» **Task prompt**: Go through the listing and set it down exactly, leaving out its pictures.

» **Exercise materials**:

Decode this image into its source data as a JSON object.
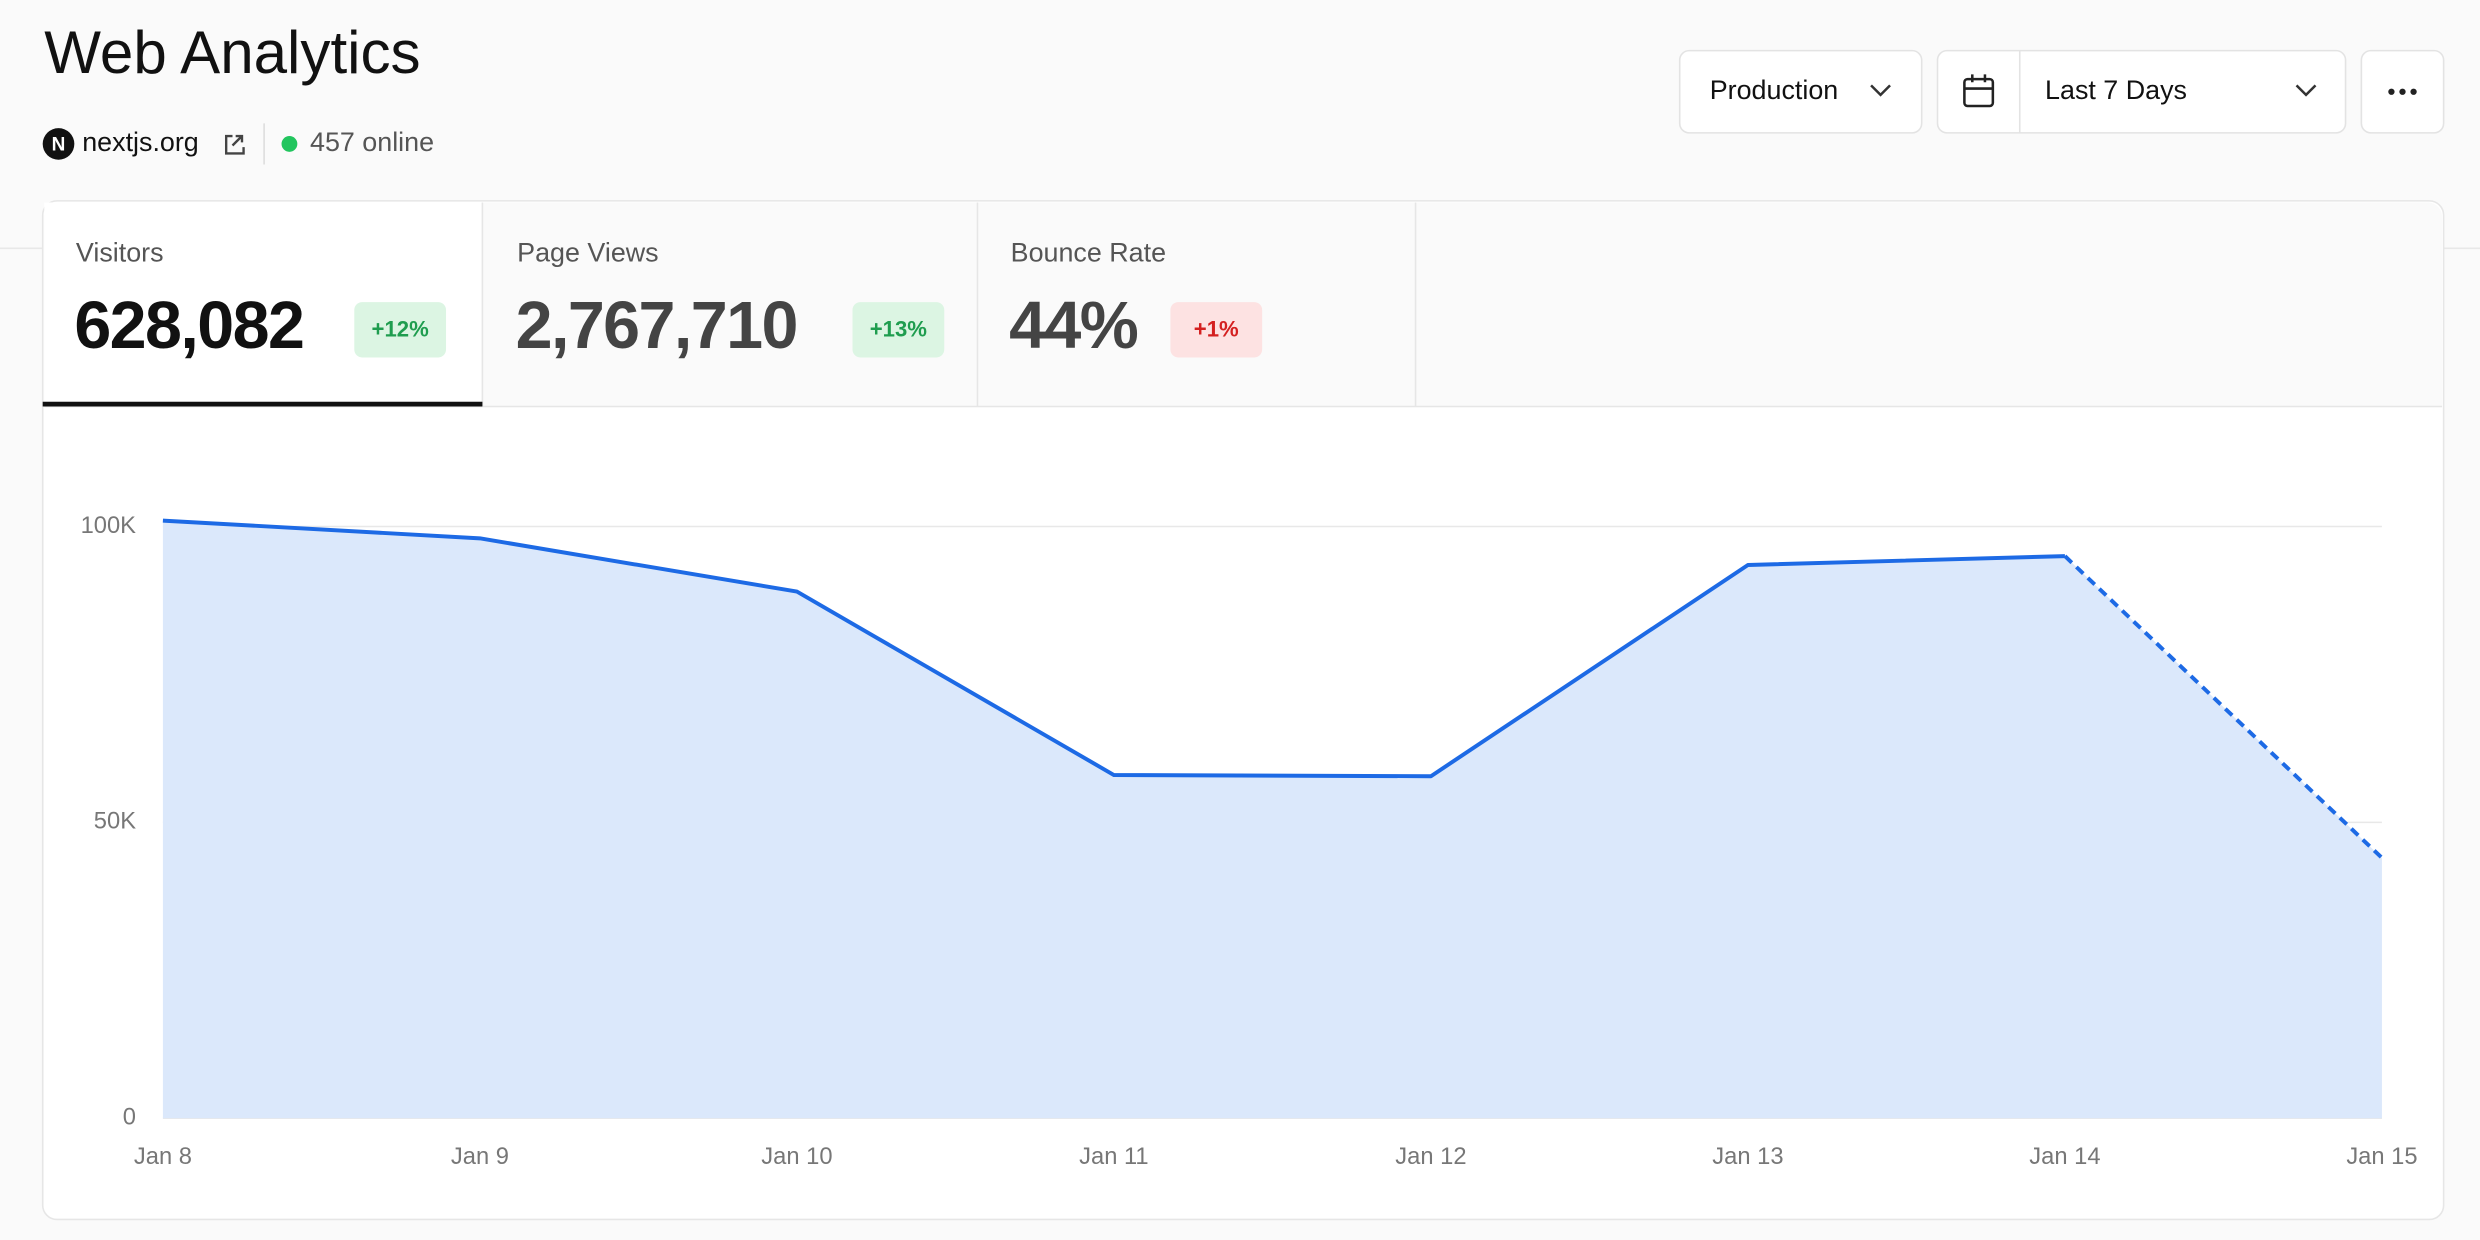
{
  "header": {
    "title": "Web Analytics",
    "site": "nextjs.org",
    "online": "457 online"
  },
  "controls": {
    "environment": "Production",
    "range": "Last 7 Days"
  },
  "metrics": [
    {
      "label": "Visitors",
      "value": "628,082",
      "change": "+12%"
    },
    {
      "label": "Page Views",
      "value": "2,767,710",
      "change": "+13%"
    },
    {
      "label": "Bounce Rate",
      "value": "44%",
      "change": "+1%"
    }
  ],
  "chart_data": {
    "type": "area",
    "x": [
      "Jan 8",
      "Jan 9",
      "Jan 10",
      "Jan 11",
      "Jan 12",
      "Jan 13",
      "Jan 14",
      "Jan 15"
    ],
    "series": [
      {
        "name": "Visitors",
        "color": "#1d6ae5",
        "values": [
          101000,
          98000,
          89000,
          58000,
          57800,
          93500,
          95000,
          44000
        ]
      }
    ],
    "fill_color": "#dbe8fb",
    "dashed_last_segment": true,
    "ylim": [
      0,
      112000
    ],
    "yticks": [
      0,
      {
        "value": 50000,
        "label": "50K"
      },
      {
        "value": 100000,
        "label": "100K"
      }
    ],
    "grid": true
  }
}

» **Solved exercise**:
Decode this image into its source data as a JSON object.
{
  "header": {
    "title": "Web Analytics",
    "site": "nextjs.org",
    "online": "457 online"
  },
  "controls": {
    "environment": "Production",
    "range": "Last 7 Days"
  },
  "metrics": [
    {
      "label": "Visitors",
      "value": "628,082",
      "change": "+12%"
    },
    {
      "label": "Page Views",
      "value": "2,767,710",
      "change": "+13%"
    },
    {
      "label": "Bounce Rate",
      "value": "44%",
      "change": "+1%"
    }
  ],
  "chart_data": {
    "type": "area",
    "x": [
      "Jan 8",
      "Jan 9",
      "Jan 10",
      "Jan 11",
      "Jan 12",
      "Jan 13",
      "Jan 14",
      "Jan 15"
    ],
    "series": [
      {
        "name": "Visitors",
        "color": "#1d6ae5",
        "values": [
          101000,
          98000,
          89000,
          58000,
          57800,
          93500,
          95000,
          44000
        ]
      }
    ],
    "fill_color": "#dbe8fb",
    "dashed_last_segment": true,
    "ylim": [
      0,
      112000
    ],
    "yticks": [
      0,
      {
        "value": 50000,
        "label": "50K"
      },
      {
        "value": 100000,
        "label": "100K"
      }
    ],
    "grid": true
  }
}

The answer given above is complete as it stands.